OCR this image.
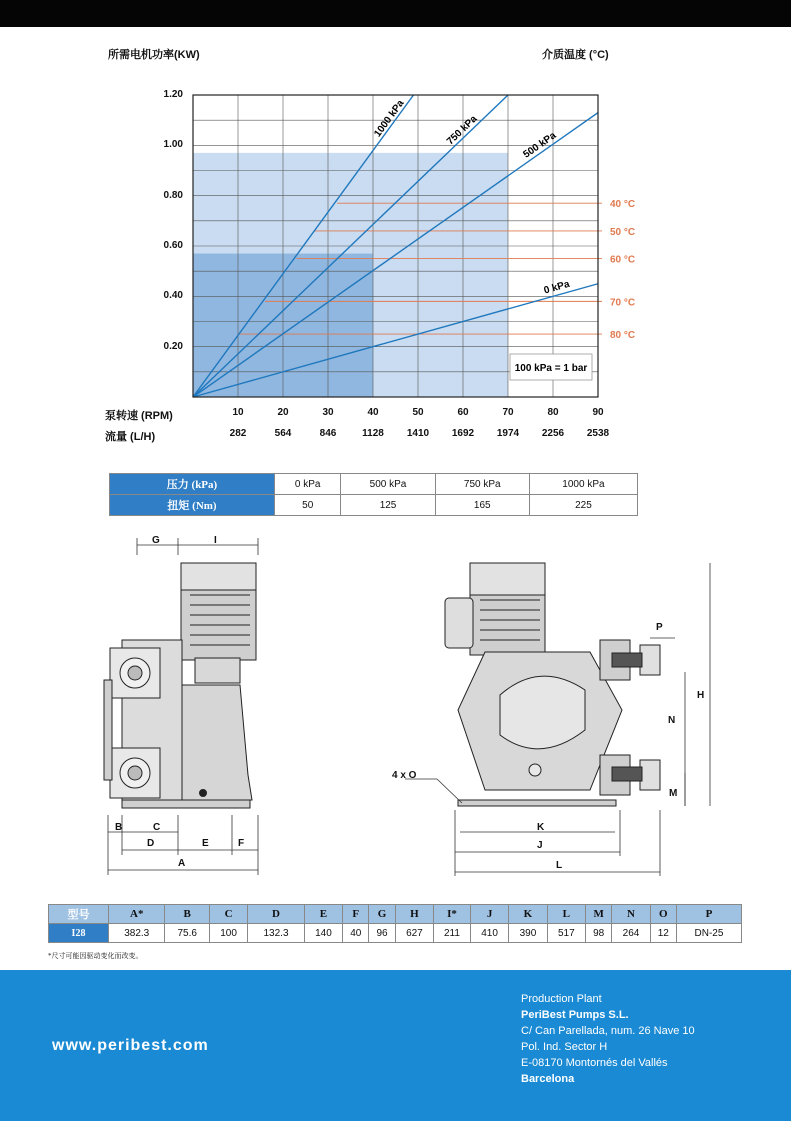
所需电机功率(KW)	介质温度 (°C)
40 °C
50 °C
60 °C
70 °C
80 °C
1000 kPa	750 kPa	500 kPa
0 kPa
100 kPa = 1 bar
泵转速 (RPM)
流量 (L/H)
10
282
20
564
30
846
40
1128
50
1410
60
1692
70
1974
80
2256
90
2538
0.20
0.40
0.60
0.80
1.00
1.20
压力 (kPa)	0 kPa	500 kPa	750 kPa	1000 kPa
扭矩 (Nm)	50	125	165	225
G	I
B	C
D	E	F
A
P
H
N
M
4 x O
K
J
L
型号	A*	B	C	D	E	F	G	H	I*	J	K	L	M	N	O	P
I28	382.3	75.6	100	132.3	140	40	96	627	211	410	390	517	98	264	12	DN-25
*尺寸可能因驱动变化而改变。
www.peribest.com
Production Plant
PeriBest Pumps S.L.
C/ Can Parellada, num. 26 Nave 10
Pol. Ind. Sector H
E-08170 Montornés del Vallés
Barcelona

-*-

Quote in full the listing given above; the images are to be left out.

OCR this image.
所需电机功率(KW)	介质温度 (°C)
40 °C
50 °C
60 °C
70 °C
80 °C
1000 kPa	750 kPa	500 kPa
0 kPa
100 kPa = 1 bar
泵转速 (RPM)
流量 (L/H)
10
282
20
564
30
846
40
1128
50
1410
60
1692
70
1974
80
2256
90
2538
0.20
0.40
0.60
0.80
1.00
1.20
压力 (kPa)	0 kPa	500 kPa	750 kPa	1000 kPa
扭矩 (Nm)	50	125	165	225
G	I
B	C
D	E	F
A
P
H
N
M
4 x O
K
J
L
型号	A*	B	C	D	E	F	G	H	I*	J	K	L	M	N	O	P
I28	382.3	75.6	100	132.3	140	40	96	627	211	410	390	517	98	264	12	DN-25
*尺寸可能因驱动变化而改变。
www.peribest.com
Production Plant
PeriBest Pumps S.L.
C/ Can Parellada, num. 26 Nave 10
Pol. Ind. Sector H
E-08170 Montornés del Vallés
Barcelona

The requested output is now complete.